* EXERCISE
Search the records that follow and extract every line containing the string "without".

* INPUT DATA
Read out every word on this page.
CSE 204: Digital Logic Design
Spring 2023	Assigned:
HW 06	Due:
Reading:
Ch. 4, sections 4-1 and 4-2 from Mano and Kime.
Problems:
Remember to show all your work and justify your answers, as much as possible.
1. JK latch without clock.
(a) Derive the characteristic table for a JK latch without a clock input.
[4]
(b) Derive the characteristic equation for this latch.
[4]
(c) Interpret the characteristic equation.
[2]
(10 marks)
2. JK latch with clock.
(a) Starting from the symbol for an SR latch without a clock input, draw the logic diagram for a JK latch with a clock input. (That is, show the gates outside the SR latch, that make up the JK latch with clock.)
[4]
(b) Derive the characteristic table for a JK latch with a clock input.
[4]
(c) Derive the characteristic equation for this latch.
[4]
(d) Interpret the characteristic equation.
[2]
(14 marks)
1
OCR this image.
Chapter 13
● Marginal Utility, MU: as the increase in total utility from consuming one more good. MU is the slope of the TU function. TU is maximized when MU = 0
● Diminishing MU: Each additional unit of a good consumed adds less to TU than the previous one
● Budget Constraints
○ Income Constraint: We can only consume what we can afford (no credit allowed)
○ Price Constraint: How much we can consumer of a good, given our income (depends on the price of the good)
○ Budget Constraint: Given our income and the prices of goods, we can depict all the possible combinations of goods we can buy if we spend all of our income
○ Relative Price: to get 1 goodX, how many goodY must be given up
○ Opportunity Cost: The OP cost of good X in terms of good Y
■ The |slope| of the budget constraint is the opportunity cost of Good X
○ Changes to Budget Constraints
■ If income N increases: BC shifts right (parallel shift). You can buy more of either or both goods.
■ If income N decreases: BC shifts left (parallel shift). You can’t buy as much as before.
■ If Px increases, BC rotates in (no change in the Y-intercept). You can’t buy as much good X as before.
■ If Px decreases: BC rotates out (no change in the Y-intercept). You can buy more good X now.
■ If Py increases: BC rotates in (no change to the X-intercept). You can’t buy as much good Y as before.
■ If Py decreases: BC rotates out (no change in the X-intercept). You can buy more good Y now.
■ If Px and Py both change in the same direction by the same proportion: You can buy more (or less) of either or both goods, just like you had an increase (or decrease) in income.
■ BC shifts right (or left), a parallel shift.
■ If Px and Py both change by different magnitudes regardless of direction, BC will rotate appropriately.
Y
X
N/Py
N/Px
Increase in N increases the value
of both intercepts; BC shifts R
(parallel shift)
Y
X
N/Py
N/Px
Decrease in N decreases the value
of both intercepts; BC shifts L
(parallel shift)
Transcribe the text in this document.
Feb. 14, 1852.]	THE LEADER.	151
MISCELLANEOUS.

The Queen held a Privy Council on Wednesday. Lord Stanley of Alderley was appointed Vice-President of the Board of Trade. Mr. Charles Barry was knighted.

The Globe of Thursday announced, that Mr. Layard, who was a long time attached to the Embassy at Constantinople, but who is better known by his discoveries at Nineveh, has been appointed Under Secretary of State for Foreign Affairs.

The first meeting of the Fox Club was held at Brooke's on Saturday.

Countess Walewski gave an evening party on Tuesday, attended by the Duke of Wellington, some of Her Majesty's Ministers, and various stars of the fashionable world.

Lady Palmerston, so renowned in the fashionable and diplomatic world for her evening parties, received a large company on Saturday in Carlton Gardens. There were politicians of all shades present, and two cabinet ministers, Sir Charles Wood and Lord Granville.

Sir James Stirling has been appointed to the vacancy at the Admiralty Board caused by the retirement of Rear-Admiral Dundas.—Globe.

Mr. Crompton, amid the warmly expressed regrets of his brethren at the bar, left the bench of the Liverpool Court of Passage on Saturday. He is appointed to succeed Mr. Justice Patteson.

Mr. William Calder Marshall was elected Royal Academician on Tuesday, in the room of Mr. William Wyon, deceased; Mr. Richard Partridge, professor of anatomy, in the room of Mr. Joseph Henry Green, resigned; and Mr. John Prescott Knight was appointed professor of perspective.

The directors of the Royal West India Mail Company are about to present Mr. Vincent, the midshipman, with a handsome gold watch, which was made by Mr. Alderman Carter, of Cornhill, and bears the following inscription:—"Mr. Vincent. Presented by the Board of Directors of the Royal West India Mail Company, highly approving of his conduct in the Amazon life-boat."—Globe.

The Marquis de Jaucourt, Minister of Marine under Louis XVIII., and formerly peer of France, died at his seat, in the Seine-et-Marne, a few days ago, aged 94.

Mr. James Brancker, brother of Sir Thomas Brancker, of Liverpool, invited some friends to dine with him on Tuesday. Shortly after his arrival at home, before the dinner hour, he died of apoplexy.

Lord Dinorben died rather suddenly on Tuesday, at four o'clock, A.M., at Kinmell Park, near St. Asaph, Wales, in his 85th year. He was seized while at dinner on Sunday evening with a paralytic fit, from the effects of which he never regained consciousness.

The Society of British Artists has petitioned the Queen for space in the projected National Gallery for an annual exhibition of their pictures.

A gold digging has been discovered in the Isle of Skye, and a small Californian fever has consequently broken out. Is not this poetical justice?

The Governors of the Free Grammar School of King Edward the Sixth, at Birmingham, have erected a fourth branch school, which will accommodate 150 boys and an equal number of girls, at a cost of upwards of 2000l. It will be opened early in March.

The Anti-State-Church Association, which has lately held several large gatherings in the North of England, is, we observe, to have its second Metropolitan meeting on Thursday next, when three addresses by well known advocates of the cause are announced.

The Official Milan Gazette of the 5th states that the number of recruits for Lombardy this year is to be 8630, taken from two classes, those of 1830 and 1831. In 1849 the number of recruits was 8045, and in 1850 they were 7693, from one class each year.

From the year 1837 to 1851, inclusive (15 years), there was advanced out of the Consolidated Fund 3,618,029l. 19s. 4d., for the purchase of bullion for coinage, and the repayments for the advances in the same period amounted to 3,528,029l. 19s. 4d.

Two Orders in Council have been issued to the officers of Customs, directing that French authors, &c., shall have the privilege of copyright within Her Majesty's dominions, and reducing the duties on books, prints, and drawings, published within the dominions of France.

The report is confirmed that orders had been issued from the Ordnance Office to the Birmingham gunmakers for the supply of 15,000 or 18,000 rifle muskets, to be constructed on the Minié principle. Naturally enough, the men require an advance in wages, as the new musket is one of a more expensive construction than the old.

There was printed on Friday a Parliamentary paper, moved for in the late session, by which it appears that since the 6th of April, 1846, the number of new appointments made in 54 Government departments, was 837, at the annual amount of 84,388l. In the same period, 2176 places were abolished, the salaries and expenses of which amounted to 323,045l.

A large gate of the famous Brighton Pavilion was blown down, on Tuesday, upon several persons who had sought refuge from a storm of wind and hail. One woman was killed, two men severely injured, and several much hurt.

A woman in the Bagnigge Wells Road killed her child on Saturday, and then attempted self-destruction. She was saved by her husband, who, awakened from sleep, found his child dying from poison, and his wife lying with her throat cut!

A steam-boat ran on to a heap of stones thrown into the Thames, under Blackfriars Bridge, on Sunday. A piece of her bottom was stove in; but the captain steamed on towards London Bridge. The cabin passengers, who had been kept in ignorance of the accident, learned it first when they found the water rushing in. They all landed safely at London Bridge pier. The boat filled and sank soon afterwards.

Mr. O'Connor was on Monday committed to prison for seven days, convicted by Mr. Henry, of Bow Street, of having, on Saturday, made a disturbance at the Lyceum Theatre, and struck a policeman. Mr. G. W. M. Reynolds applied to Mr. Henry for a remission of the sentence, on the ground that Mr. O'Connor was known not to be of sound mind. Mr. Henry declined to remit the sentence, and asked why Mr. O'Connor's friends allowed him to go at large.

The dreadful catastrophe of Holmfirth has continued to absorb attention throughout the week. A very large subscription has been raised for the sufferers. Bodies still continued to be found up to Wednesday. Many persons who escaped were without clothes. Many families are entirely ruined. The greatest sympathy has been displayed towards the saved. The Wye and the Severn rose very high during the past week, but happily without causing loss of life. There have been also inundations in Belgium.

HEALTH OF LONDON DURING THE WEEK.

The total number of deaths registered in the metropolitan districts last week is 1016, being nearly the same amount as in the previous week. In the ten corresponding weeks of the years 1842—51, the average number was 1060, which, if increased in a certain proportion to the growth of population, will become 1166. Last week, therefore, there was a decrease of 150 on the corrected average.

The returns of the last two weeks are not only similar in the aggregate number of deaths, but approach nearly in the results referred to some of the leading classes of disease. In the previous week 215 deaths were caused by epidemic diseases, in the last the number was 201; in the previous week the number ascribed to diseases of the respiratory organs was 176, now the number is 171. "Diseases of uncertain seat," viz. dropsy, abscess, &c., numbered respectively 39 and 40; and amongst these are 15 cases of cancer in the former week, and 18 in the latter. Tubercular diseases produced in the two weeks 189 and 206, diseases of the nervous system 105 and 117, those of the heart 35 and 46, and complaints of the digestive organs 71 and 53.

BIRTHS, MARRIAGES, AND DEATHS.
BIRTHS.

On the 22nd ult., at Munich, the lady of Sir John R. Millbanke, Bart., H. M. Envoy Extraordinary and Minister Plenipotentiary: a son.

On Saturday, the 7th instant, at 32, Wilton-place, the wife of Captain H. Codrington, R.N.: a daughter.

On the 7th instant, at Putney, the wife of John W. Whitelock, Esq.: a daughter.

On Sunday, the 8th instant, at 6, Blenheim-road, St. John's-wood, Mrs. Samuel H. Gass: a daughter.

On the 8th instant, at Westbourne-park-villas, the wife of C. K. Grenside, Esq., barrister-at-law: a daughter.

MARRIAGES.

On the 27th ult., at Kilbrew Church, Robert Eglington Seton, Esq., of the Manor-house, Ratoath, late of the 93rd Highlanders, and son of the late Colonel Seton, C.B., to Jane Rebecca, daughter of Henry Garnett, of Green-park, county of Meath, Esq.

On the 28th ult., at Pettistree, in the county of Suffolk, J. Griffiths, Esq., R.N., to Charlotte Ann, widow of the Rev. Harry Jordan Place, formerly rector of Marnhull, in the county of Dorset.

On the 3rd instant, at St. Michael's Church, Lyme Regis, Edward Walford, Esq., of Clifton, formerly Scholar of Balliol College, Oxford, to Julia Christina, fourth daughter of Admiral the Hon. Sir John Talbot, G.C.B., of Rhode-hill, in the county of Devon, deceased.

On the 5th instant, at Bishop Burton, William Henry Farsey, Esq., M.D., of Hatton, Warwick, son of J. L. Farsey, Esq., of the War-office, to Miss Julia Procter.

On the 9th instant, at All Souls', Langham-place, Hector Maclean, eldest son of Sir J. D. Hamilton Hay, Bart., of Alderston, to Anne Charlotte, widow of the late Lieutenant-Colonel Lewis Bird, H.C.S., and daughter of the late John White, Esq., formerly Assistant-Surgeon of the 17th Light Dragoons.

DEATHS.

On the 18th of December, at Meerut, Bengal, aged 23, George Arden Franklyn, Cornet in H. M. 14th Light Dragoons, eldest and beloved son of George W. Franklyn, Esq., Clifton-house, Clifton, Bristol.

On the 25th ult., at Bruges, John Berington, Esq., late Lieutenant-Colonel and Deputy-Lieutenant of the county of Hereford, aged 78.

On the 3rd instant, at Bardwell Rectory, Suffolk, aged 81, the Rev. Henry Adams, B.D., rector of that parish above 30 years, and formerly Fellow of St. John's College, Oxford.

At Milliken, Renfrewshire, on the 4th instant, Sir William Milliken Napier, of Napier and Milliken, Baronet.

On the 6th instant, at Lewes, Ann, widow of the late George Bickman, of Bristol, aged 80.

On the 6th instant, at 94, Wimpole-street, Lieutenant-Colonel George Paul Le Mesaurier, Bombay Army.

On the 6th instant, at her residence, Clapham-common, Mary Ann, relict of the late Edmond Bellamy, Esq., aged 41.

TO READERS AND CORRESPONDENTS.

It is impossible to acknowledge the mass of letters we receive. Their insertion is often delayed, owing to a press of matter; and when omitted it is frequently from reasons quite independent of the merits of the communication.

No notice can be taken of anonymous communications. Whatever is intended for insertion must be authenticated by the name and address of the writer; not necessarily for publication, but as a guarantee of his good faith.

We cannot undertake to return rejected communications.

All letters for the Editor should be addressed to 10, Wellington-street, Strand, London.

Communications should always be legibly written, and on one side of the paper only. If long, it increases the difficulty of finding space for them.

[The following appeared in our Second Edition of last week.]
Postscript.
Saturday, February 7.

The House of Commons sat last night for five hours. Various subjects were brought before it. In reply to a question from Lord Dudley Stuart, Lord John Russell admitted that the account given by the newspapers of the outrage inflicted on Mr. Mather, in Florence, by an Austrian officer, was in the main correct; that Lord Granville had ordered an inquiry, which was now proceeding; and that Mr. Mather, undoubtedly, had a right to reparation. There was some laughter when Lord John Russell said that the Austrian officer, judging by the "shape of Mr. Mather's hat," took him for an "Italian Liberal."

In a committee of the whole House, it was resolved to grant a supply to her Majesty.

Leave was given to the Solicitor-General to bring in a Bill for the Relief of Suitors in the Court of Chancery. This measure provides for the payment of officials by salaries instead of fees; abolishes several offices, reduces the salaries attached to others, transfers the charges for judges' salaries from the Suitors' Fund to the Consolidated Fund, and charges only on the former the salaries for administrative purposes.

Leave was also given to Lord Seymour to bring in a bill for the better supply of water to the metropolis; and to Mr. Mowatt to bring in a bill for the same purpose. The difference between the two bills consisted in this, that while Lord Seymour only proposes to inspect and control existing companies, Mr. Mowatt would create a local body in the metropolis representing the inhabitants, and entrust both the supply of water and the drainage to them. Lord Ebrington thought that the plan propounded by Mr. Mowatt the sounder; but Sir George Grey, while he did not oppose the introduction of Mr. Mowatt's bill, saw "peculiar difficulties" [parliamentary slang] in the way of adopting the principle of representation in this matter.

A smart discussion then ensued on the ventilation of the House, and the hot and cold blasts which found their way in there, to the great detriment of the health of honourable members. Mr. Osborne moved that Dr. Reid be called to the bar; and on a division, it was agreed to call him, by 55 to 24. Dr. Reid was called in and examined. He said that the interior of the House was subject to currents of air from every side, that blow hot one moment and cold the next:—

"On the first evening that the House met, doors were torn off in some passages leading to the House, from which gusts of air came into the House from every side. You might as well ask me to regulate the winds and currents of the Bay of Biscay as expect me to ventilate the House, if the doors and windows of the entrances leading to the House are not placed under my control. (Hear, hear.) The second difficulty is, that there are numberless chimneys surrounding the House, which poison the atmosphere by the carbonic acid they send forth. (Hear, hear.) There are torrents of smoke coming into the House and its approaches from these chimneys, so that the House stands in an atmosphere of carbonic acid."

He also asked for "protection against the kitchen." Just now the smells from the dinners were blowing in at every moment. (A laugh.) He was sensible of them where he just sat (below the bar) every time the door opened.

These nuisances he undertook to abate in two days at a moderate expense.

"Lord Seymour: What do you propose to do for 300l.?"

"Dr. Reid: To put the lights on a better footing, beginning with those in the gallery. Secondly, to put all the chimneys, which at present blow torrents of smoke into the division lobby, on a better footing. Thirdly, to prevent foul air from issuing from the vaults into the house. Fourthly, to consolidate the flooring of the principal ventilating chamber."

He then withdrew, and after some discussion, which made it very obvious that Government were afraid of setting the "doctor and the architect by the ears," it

* COMPLETE ANSWER
1. JK latch without clock.
(a) Derive the characteristic table for a JK latch without a clock input.
(a) Starting from the symbol for an SR latch without a clock input, draw the logic diagram for a JK latch with a clock input. (That is, show the gates outside the SR latch, that make up the JK latch with clock.)
The dreadful catastrophe of Holmfirth has continued to absorb attention throughout the week. A very large subscription has been raised for the sufferers. Bodies still continued to be found up to Wednesday. Many persons who escaped were without clothes. Many families are entirely ruined. The greatest sympathy has been displayed towards the saved. The Wye and the Severn rose very high during the past week, but happily without causing loss of life. There have been also inundations in Belgium.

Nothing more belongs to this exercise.